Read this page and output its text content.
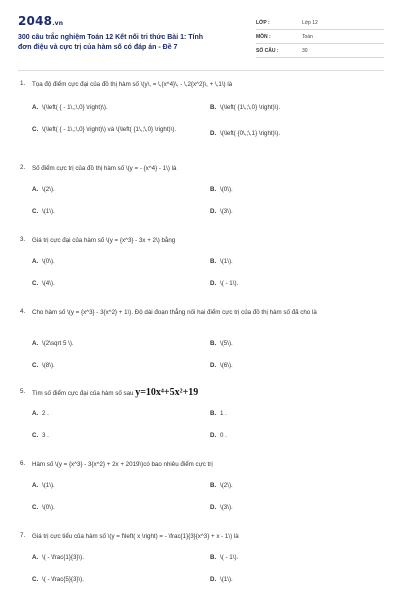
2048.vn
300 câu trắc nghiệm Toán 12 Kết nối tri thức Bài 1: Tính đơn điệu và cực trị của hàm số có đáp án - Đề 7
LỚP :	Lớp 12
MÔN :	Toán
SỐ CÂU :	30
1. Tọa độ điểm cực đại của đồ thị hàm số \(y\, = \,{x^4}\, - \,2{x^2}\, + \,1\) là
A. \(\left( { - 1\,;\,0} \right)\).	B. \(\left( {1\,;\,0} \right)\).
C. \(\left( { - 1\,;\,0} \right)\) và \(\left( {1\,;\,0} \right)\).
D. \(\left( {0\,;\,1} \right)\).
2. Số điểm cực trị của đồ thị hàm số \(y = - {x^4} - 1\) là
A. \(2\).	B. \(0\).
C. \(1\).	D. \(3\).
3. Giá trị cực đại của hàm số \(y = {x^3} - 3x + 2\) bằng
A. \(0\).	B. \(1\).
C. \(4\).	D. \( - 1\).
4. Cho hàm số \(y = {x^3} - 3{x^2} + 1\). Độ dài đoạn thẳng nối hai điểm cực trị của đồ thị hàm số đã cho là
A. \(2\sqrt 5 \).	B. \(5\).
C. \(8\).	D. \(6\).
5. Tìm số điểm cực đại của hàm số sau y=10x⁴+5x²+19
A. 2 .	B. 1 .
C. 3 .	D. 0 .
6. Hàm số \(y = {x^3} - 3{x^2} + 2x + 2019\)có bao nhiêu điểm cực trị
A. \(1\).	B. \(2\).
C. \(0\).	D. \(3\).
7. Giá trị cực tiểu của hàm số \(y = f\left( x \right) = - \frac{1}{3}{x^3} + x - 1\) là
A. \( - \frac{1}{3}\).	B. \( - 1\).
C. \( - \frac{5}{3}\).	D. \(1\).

**TASK DESCRIPTION**
Omit all pictures while transcribing the entries verbatim.

**OUTPUT BELOW**
Read this page and output its text content.
2048.vn
300 câu trắc nghiệm Toán 12 Kết nối tri thức Bài 1: Tính đơn điệu và cực trị của hàm số có đáp án - Đề 7
LỚP :	Lớp 12
MÔN :	Toán
SỐ CÂU :	30
1. Tọa độ điểm cực đại của đồ thị hàm số \(y\, = \,{x^4}\, - \,2{x^2}\, + \,1\) là
A. \(\left( { - 1\,;\,0} \right)\).	B. \(\left( {1\,;\,0} \right)\).
C. \(\left( { - 1\,;\,0} \right)\) và \(\left( {1\,;\,0} \right)\).
D. \(\left( {0\,;\,1} \right)\).
2. Số điểm cực trị của đồ thị hàm số \(y = - {x^4} - 1\) là
A. \(2\).	B. \(0\).
C. \(1\).	D. \(3\).
3. Giá trị cực đại của hàm số \(y = {x^3} - 3x + 2\) bằng
A. \(0\).	B. \(1\).
C. \(4\).	D. \( - 1\).
4. Cho hàm số \(y = {x^3} - 3{x^2} + 1\). Độ dài đoạn thẳng nối hai điểm cực trị của đồ thị hàm số đã cho là
A. \(2\sqrt 5 \).	B. \(5\).
C. \(8\).	D. \(6\).
5. Tìm số điểm cực đại của hàm số sau y=10x⁴+5x²+19
A. 2 .	B. 1 .
C. 3 .	D. 0 .
6. Hàm số \(y = {x^3} - 3{x^2} + 2x + 2019\)có bao nhiêu điểm cực trị
A. \(1\).	B. \(2\).
C. \(0\).	D. \(3\).
7. Giá trị cực tiểu của hàm số \(y = f\left( x \right) = - \frac{1}{3}{x^3} + x - 1\) là
A. \( - \frac{1}{3}\).	B. \( - 1\).
C. \( - \frac{5}{3}\).	D. \(1\).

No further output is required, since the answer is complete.